[START Selection]
The city will remove statues of Confederate Gens. Robert E. Lee and Thomas J. “Stonewall” Jackson on Saturday.
The removal comes more than five years after the first effort to remove the Lee statue. A year later, the monument became a gathering point for white supremacists who decried the proposal at the “Unite the Right” rally in August 2017, which led to rioting and left one woman dead.
Only the statues themselves will be removed Saturday; the stone bases will be left in place temporarily and removed at a later date.
Designated public viewing areas for the removals will be set up in Market Street Park and Court Square Park, where the statues are located, officials said in a news release.
Preparations commenced Friday around Market Street Park with officials setting up protective fencing and posting notices in the area.
The removal comes following a resolution passed by the Charlottesville City Council on June 7, which authorized the city manager to remove the statues for placement in storage.
[END Selection]
[START Entries]
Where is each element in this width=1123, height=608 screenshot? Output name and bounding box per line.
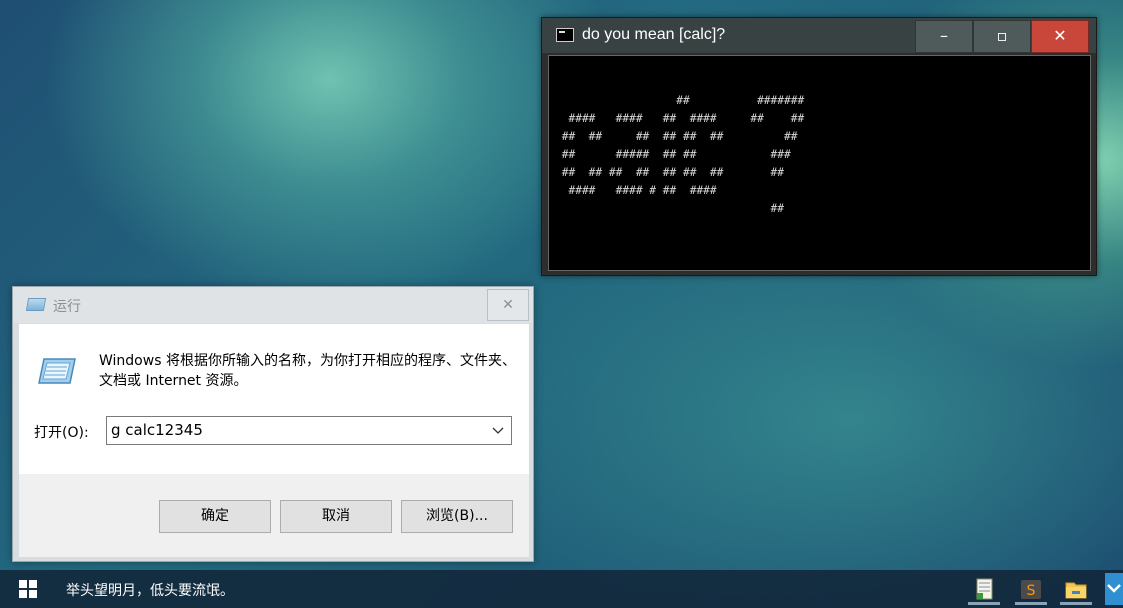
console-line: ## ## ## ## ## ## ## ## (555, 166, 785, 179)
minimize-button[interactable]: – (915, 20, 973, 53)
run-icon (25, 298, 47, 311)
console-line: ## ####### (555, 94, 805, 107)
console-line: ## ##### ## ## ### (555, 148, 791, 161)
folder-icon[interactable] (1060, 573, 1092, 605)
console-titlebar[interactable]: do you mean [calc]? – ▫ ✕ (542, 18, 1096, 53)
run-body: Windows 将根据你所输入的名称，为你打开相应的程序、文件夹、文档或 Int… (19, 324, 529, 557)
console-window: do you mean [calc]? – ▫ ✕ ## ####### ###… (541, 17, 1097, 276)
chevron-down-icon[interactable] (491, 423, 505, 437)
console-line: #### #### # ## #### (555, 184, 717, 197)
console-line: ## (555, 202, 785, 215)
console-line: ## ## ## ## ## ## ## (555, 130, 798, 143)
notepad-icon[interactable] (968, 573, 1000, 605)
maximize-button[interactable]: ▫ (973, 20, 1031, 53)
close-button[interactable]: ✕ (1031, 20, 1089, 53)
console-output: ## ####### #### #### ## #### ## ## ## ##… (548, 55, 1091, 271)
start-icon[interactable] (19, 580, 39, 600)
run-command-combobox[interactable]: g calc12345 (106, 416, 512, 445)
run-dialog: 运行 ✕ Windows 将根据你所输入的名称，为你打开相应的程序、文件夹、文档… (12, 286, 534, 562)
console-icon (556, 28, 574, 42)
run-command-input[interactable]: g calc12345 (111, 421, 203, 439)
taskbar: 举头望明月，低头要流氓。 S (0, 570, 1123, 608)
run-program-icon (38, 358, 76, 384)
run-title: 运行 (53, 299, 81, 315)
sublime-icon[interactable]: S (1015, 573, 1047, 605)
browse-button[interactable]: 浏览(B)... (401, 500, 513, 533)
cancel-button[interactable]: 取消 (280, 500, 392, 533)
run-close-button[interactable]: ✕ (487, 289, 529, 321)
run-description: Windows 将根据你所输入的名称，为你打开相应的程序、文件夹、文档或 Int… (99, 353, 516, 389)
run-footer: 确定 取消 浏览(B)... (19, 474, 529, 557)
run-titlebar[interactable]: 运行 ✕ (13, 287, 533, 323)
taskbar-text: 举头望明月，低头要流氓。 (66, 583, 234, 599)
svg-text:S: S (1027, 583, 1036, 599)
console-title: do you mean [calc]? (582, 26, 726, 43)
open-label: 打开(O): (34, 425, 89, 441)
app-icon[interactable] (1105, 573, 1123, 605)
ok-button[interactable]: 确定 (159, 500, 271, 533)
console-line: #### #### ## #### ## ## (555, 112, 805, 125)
[END Entries]
[START Entries]
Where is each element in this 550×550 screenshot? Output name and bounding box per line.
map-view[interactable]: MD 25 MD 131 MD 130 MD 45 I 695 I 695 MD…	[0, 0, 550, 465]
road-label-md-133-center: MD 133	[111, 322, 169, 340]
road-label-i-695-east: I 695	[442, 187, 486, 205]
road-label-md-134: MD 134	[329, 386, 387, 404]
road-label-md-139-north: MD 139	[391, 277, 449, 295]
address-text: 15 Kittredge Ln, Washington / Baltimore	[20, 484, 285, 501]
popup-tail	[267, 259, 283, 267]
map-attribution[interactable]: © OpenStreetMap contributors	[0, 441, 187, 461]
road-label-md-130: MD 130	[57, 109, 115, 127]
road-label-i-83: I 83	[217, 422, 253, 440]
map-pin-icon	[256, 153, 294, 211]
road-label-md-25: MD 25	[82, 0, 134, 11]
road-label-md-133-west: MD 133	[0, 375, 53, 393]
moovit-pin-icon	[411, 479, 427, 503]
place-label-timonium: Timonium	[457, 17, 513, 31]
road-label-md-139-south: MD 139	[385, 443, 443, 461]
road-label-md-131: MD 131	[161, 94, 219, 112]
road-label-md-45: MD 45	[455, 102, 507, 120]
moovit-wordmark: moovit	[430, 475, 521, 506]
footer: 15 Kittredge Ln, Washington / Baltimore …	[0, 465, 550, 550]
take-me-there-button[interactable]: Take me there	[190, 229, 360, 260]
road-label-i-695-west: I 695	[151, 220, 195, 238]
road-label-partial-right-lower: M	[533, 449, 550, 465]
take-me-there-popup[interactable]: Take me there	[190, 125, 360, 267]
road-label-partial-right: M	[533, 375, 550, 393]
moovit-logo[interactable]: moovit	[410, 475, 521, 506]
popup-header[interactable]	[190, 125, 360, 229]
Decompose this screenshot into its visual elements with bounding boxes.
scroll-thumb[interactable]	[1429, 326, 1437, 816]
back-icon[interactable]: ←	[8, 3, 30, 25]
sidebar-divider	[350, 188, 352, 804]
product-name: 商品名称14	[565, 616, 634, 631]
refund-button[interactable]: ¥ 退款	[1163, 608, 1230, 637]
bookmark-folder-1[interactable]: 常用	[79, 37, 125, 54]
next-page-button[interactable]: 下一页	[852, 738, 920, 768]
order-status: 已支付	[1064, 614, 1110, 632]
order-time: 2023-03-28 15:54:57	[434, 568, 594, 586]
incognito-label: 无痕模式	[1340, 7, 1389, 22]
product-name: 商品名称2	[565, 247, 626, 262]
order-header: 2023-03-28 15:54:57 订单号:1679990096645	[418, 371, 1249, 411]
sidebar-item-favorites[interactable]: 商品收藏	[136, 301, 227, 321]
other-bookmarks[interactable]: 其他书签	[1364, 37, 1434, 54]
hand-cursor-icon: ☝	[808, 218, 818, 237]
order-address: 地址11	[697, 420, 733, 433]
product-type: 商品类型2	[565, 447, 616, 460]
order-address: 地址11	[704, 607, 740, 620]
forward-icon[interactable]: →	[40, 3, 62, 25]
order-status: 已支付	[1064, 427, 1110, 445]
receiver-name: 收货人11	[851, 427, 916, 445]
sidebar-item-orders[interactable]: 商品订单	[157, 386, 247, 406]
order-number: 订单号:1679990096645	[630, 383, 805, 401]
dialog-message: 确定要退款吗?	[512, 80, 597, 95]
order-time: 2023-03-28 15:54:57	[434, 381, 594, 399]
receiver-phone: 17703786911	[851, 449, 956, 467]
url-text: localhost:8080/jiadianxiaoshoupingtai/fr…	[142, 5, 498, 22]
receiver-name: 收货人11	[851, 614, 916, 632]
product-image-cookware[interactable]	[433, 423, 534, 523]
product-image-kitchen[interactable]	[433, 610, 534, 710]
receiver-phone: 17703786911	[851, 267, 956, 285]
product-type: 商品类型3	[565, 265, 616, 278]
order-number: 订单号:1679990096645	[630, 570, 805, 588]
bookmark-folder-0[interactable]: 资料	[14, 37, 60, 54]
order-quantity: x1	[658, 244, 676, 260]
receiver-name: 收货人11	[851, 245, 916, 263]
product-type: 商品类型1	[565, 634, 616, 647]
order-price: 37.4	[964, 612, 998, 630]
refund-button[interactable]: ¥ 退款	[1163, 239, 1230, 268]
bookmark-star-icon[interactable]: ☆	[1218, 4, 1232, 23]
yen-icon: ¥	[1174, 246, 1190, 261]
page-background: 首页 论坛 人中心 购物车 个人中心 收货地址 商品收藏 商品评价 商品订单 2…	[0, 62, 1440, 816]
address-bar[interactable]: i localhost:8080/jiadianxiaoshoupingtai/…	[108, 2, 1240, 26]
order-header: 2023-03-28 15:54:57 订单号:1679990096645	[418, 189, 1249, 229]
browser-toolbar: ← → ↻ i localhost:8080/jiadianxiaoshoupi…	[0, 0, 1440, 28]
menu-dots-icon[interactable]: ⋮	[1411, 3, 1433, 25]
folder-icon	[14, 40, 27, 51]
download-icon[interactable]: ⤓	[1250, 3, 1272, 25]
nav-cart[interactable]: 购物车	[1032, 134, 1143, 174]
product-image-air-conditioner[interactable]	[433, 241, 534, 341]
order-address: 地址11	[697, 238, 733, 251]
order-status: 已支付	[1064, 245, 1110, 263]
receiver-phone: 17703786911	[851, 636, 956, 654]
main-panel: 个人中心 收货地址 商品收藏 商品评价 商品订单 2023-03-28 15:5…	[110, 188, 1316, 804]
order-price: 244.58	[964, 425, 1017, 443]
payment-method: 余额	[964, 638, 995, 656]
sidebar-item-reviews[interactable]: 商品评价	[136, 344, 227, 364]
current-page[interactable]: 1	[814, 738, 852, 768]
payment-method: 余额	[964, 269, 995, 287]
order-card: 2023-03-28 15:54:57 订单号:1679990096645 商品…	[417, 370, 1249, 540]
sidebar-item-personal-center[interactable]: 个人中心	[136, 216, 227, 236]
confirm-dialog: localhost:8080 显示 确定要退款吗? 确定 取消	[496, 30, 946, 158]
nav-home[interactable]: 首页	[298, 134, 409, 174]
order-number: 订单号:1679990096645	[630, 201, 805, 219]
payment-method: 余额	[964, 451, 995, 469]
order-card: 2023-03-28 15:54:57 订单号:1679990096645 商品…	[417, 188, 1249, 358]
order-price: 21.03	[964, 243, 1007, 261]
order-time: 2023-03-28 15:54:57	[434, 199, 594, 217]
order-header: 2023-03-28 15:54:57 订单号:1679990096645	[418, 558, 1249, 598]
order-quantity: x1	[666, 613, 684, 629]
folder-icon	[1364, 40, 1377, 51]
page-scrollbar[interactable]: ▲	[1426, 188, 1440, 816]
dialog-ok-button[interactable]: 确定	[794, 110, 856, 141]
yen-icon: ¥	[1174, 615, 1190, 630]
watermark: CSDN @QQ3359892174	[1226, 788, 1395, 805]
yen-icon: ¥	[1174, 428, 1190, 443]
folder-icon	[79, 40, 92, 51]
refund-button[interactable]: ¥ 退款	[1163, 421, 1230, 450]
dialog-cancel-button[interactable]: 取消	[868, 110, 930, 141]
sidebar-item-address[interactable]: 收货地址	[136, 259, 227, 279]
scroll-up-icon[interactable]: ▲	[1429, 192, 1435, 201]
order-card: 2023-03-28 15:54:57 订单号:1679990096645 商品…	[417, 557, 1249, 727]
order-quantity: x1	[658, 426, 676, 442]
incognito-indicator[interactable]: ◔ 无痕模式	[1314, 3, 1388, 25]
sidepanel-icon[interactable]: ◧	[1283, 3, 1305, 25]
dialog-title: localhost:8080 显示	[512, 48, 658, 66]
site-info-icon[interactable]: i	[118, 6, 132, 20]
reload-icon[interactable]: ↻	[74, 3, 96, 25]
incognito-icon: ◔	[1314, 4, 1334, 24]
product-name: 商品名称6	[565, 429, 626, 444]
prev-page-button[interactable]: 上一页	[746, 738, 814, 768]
[END Entries]
• _The problem_
Answer these questions from the article on the Charlottesville statue removals.
1. What parts of the monuments will be left in place temporarily?
2. In which two parks will public viewing areas be set up?
3. On what date did the Charlottesville City Council pass the resolution authorizing the removals?

• _Completed task_
1. The stone bases.
2. Market Street Park and Court Square Park.
3. June 7.